## Required work
Show all lines from the data that include the word "Ҳалли".

## Task inputs
====
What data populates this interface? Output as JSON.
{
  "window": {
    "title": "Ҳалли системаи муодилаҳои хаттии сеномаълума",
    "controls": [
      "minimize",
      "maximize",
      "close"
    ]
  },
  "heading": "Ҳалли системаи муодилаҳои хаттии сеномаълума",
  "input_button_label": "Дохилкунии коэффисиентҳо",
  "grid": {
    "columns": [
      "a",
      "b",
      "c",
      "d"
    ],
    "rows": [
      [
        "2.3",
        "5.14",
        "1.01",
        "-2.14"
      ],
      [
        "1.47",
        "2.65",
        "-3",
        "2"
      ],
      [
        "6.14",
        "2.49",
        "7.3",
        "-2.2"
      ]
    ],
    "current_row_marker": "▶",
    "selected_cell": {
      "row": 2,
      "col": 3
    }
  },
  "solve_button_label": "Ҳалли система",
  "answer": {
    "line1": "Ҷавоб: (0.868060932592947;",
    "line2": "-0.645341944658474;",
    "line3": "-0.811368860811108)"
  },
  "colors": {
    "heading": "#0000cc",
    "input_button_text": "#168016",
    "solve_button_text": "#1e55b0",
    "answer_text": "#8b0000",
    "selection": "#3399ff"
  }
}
====
## Result of this task
    "title": "Ҳалли системаи муодилаҳои хаттии сеномаълума",
  "heading": "Ҳалли системаи муодилаҳои хаттии сеномаълума",
  "solve_button_label": "Ҳалли система",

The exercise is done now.